Goal: Write out the listing below without alteration, omitting its pictures.

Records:
* start *

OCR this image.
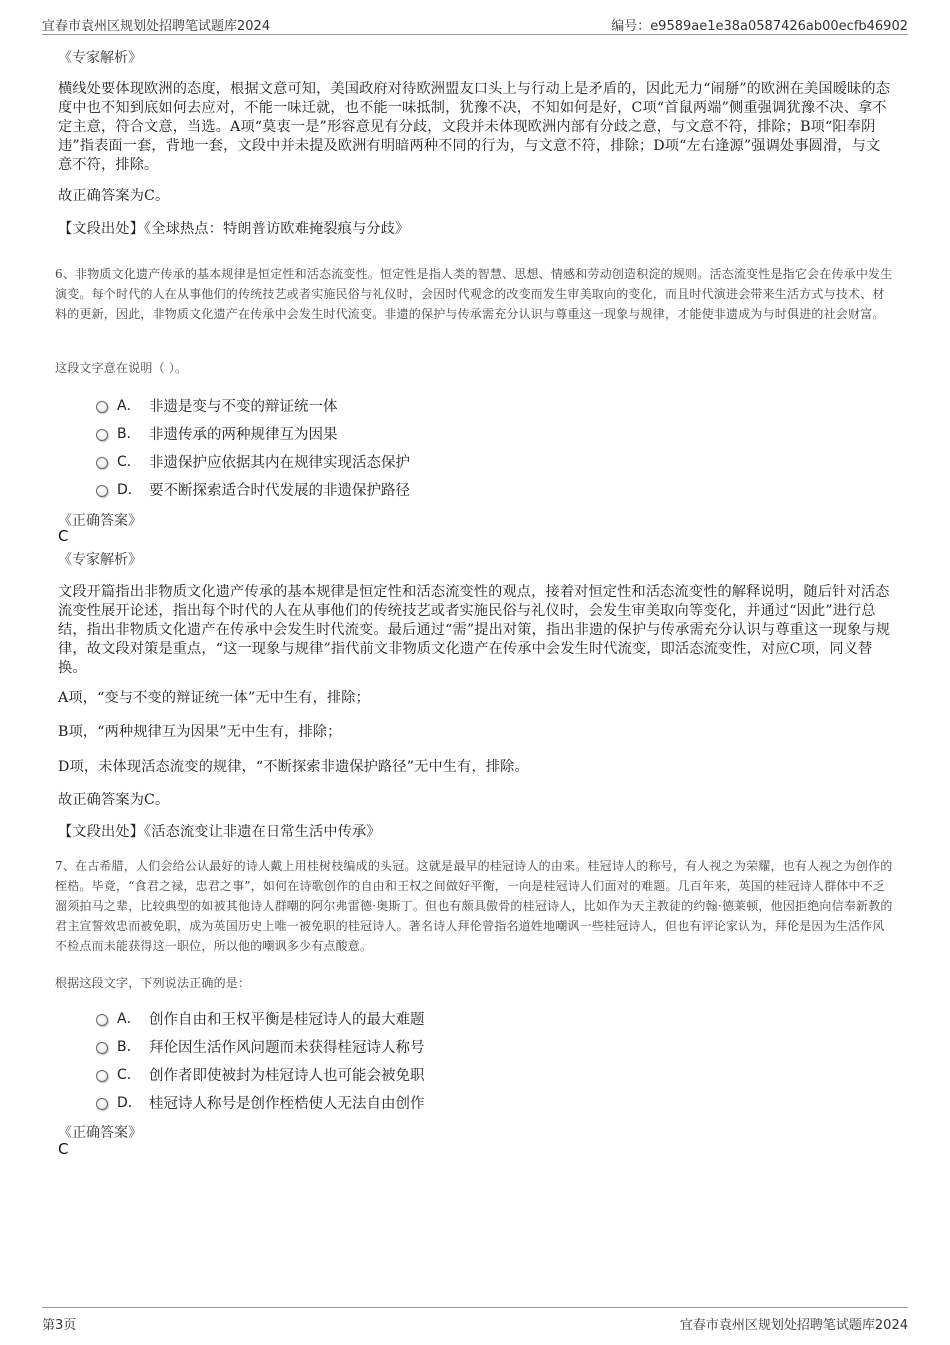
宜春市袁州区规划处招聘笔试题库2024	编号：e9589ae1e38a0587426ab00ecfb46902
《专家解析》
横线处要体现欧洲的态度，根据文意可知，美国政府对待欧洲盟友口头上与行动上是矛盾的，因此无力“闹掰”的欧洲在美国暧昧的态度中也不知到底如何去应对，不能一味迁就，也不能一味抵制，犹豫不决，不知如何是好，C项“首鼠两端”侧重强调犹豫不决、拿不定主意，符合文意，当选。A项“莫衷一是”形容意见有分歧，文段并未体现欧洲内部有分歧之意，与文意不符，排除；B项“阳奉阴违”指表面一套，背地一套，文段中并未提及欧洲有明暗两种不同的行为，与文意不符，排除；D项“左右逢源”强调处事圆滑，与文意不符，排除。
故正确答案为C。
【文段出处】《全球热点：特朗普访欧难掩裂痕与分歧》
6、非物质文化遗产传承的基本规律是恒定性和活态流变性。恒定性是指人类的智慧、思想、情感和劳动创造积淀的规则。活态流变性是指它会在传承中发生演变。每个时代的人在从事他们的传统技艺或者实施民俗与礼仪时，会因时代观念的改变而发生审美取向的变化，而且时代演进会带来生活方式与技术、材料的更新，因此，非物质文化遗产在传承中会发生时代流变。非遗的保护与传承需充分认识与尊重这一现象与规律，才能使非遗成为与时俱进的社会财富。
这段文字意在说明（ ）。
A． 非遗是变与不变的辩证统一体
B． 非遗传承的两种规律互为因果
C． 非遗保护应依据其内在规律实现活态保护
D． 要不断探索适合时代发展的非遗保护路径
《正确答案》
C
《专家解析》
文段开篇指出非物质文化遗产传承的基本规律是恒定性和活态流变性的观点，接着对恒定性和活态流变性的解释说明，随后针对活态流变性展开论述，指出每个时代的人在从事他们的传统技艺或者实施民俗与礼仪时，会发生审美取向等变化，并通过“因此”进行总结，指出非物质文化遗产在传承中会发生时代流变。最后通过“需”提出对策，指出非遗的保护与传承需充分认识与尊重这一现象与规律，故文段对策是重点，“这一现象与规律”指代前文非物质文化遗产在传承中会发生时代流变，即活态流变性，对应C项，同义替换。
A项，“变与不变的辩证统一体”无中生有，排除；
B项，“两种规律互为因果”无中生有，排除；
D项，未体现活态流变的规律，“不断探索非遗保护路径”无中生有，排除。
故正确答案为C。
【文段出处】《活态流变让非遗在日常生活中传承》
7、在古希腊，人们会给公认最好的诗人戴上用桂树枝编成的头冠。这就是最早的桂冠诗人的由来。桂冠诗人的称号，有人视之为荣耀，也有人视之为创作的桎梏。毕竟，“食君之禄，忠君之事”，如何在诗歌创作的自由和王权之间做好平衡，一向是桂冠诗人们面对的难题。几百年来，英国的桂冠诗人群体中不乏溜须拍马之辈，比较典型的如被其他诗人群嘲的阿尔弗雷德·奥斯丁。但也有颇具傲骨的桂冠诗人，比如作为天主教徒的约翰·德莱顿，他因拒绝向信奉新教的君主宣誓效忠而被免职，成为英国历史上唯一被免职的桂冠诗人。著名诗人拜伦曾指名道姓地嘲讽一些桂冠诗人，但也有评论家认为，拜伦是因为生活作风不检点而未能获得这一职位，所以他的嘲讽多少有点酸意。
根据这段文字，下列说法正确的是：
A． 创作自由和王权平衡是桂冠诗人的最大难题
B． 拜伦因生活作风问题而未获得桂冠诗人称号
C． 创作者即使被封为桂冠诗人也可能会被免职
D． 桂冠诗人称号是创作桎梏使人无法自由创作
《正确答案》
C
第3页	宜春市袁州区规划处招聘笔试题库2024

* end *

Response:
OCR this image.
宜春市袁州区规划处招聘笔试题库2024	编号：e9589ae1e38a0587426ab00ecfb46902
《专家解析》
横线处要体现欧洲的态度，根据文意可知，美国政府对待欧洲盟友口头上与行动上是矛盾的，因此无力“闹掰”的欧洲在美国暧昧的态度中也不知到底如何去应对，不能一味迁就，也不能一味抵制，犹豫不决，不知如何是好，C项“首鼠两端”侧重强调犹豫不决、拿不定主意，符合文意，当选。A项“莫衷一是”形容意见有分歧，文段并未体现欧洲内部有分歧之意，与文意不符，排除；B项“阳奉阴违”指表面一套，背地一套，文段中并未提及欧洲有明暗两种不同的行为，与文意不符，排除；D项“左右逢源”强调处事圆滑，与文意不符，排除。
故正确答案为C。
【文段出处】《全球热点：特朗普访欧难掩裂痕与分歧》
6、非物质文化遗产传承的基本规律是恒定性和活态流变性。恒定性是指人类的智慧、思想、情感和劳动创造积淀的规则。活态流变性是指它会在传承中发生演变。每个时代的人在从事他们的传统技艺或者实施民俗与礼仪时，会因时代观念的改变而发生审美取向的变化，而且时代演进会带来生活方式与技术、材料的更新，因此，非物质文化遗产在传承中会发生时代流变。非遗的保护与传承需充分认识与尊重这一现象与规律，才能使非遗成为与时俱进的社会财富。
这段文字意在说明（ ）。
A． 非遗是变与不变的辩证统一体
B． 非遗传承的两种规律互为因果
C． 非遗保护应依据其内在规律实现活态保护
D． 要不断探索适合时代发展的非遗保护路径
《正确答案》
C
《专家解析》
文段开篇指出非物质文化遗产传承的基本规律是恒定性和活态流变性的观点，接着对恒定性和活态流变性的解释说明，随后针对活态流变性展开论述，指出每个时代的人在从事他们的传统技艺或者实施民俗与礼仪时，会发生审美取向等变化，并通过“因此”进行总结，指出非物质文化遗产在传承中会发生时代流变。最后通过“需”提出对策，指出非遗的保护与传承需充分认识与尊重这一现象与规律，故文段对策是重点，“这一现象与规律”指代前文非物质文化遗产在传承中会发生时代流变，即活态流变性，对应C项，同义替换。
A项，“变与不变的辩证统一体”无中生有，排除；
B项，“两种规律互为因果”无中生有，排除；
D项，未体现活态流变的规律，“不断探索非遗保护路径”无中生有，排除。
故正确答案为C。
【文段出处】《活态流变让非遗在日常生活中传承》
7、在古希腊，人们会给公认最好的诗人戴上用桂树枝编成的头冠。这就是最早的桂冠诗人的由来。桂冠诗人的称号，有人视之为荣耀，也有人视之为创作的桎梏。毕竟，“食君之禄，忠君之事”，如何在诗歌创作的自由和王权之间做好平衡，一向是桂冠诗人们面对的难题。几百年来，英国的桂冠诗人群体中不乏溜须拍马之辈，比较典型的如被其他诗人群嘲的阿尔弗雷德·奥斯丁。但也有颇具傲骨的桂冠诗人，比如作为天主教徒的约翰·德莱顿，他因拒绝向信奉新教的君主宣誓效忠而被免职，成为英国历史上唯一被免职的桂冠诗人。著名诗人拜伦曾指名道姓地嘲讽一些桂冠诗人，但也有评论家认为，拜伦是因为生活作风不检点而未能获得这一职位，所以他的嘲讽多少有点酸意。
根据这段文字，下列说法正确的是：
A． 创作自由和王权平衡是桂冠诗人的最大难题
B． 拜伦因生活作风问题而未获得桂冠诗人称号
C． 创作者即使被封为桂冠诗人也可能会被免职
D． 桂冠诗人称号是创作桎梏使人无法自由创作
《正确答案》
C
第3页	宜春市袁州区规划处招聘笔试题库2024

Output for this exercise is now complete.